◆ **WHAT NEEDS TO BE DONE**
Keep only the lines of the data below that contain "content", and copy them.

◆ **INFORMATION GIVEN**
## begin

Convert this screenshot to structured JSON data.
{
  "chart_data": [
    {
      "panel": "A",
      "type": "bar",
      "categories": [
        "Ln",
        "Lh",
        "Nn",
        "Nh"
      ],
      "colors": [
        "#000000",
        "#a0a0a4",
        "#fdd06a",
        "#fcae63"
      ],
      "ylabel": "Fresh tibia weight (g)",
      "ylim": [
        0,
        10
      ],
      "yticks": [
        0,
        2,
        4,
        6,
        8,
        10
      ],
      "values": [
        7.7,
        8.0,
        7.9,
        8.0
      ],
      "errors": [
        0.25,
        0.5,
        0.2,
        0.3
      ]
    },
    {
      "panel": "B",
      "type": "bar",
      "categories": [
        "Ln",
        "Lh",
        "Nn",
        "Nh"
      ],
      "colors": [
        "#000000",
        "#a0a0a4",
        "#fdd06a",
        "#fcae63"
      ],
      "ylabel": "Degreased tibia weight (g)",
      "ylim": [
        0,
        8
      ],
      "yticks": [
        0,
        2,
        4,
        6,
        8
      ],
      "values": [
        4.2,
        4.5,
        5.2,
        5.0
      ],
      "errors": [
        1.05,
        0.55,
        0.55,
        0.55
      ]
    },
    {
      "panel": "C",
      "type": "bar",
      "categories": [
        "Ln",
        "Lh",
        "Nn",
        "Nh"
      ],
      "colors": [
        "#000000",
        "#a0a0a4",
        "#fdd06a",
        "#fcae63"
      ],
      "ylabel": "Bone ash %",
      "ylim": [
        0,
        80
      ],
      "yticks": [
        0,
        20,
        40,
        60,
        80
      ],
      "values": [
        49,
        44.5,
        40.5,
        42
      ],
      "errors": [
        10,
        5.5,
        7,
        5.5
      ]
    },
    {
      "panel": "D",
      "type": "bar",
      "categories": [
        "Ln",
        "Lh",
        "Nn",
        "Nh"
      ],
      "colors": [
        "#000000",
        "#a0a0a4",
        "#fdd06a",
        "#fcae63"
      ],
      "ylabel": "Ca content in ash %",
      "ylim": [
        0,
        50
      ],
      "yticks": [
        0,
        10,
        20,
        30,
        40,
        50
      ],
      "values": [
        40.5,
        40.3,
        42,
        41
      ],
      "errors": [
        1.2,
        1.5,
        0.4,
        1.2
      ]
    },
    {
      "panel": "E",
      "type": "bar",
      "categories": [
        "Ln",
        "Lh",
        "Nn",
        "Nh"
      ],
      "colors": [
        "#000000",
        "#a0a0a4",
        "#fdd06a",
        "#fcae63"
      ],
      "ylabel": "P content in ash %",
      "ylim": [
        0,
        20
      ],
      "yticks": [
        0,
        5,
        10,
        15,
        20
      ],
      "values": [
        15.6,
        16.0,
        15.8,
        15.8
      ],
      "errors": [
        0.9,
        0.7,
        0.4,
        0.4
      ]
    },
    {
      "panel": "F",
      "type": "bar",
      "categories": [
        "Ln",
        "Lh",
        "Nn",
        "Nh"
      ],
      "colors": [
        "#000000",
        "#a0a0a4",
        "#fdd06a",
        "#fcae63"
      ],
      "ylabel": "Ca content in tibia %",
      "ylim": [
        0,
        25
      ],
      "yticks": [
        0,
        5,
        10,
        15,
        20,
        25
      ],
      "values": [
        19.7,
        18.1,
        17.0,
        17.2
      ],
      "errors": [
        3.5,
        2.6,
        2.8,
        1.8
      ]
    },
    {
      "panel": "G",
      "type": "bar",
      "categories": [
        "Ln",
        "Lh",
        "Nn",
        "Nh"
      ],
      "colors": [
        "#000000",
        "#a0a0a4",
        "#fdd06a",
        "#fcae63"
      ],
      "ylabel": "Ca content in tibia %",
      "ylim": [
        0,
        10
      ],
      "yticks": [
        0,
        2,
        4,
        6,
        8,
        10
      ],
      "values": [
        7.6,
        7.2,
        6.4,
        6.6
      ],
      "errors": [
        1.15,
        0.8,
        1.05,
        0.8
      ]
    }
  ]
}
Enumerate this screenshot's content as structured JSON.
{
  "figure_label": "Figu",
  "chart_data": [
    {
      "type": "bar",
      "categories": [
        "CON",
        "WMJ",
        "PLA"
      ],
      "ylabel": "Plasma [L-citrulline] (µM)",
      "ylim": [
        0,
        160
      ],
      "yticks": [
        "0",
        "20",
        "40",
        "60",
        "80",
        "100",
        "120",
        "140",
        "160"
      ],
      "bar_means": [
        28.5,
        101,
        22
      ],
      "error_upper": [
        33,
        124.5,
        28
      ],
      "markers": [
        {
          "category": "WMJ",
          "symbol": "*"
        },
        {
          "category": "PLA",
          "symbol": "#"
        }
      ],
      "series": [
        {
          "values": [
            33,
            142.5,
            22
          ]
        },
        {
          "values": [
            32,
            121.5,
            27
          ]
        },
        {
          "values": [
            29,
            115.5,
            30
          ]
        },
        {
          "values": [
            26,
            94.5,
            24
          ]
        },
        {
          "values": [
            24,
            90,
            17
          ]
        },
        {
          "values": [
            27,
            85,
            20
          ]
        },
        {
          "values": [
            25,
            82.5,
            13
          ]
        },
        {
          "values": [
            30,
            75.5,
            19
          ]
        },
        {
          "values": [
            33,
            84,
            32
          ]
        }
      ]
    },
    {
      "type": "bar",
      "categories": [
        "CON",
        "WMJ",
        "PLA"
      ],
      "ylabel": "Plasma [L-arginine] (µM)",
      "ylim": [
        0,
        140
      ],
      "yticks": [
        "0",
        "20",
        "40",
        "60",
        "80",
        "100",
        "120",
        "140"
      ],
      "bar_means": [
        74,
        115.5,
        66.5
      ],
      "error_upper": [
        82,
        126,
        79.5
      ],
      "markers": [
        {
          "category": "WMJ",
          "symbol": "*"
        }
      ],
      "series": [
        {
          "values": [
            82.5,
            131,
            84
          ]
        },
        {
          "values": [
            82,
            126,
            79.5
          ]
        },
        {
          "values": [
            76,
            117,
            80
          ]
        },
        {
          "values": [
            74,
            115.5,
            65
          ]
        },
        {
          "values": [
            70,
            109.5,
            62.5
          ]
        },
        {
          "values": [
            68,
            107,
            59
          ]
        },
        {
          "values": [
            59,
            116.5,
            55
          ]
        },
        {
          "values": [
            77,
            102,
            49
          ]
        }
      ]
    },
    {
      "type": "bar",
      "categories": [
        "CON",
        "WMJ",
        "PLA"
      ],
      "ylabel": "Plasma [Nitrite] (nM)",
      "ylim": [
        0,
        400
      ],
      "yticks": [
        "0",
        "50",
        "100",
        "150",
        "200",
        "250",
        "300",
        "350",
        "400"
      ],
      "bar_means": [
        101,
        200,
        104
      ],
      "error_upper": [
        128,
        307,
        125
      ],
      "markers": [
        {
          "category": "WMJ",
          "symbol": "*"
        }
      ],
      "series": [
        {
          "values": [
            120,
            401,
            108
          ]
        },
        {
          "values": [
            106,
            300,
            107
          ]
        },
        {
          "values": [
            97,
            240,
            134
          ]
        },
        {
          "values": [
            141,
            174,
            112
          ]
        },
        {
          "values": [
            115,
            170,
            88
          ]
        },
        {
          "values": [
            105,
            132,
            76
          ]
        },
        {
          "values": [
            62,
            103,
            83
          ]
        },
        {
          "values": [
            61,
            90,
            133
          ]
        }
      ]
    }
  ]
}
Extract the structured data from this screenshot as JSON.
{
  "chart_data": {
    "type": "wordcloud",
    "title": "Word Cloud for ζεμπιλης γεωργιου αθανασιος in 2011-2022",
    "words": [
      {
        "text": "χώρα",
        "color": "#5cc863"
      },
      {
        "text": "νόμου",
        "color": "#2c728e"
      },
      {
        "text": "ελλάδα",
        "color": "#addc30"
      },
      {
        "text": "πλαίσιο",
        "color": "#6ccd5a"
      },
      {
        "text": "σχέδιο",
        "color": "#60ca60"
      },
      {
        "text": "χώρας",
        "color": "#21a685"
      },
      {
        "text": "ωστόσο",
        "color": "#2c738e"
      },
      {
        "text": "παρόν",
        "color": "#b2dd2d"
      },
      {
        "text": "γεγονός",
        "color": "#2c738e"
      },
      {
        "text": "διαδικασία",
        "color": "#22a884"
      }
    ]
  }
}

## end

◆ **EXERCISE OUTPUT**
      "ylabel": "Ca content in ash %",
      "ylabel": "P content in ash %",
      "ylabel": "Ca content in tibia %",
      "ylabel": "Ca content in tibia %",
Enumerate this screenshot's content as structured JSON.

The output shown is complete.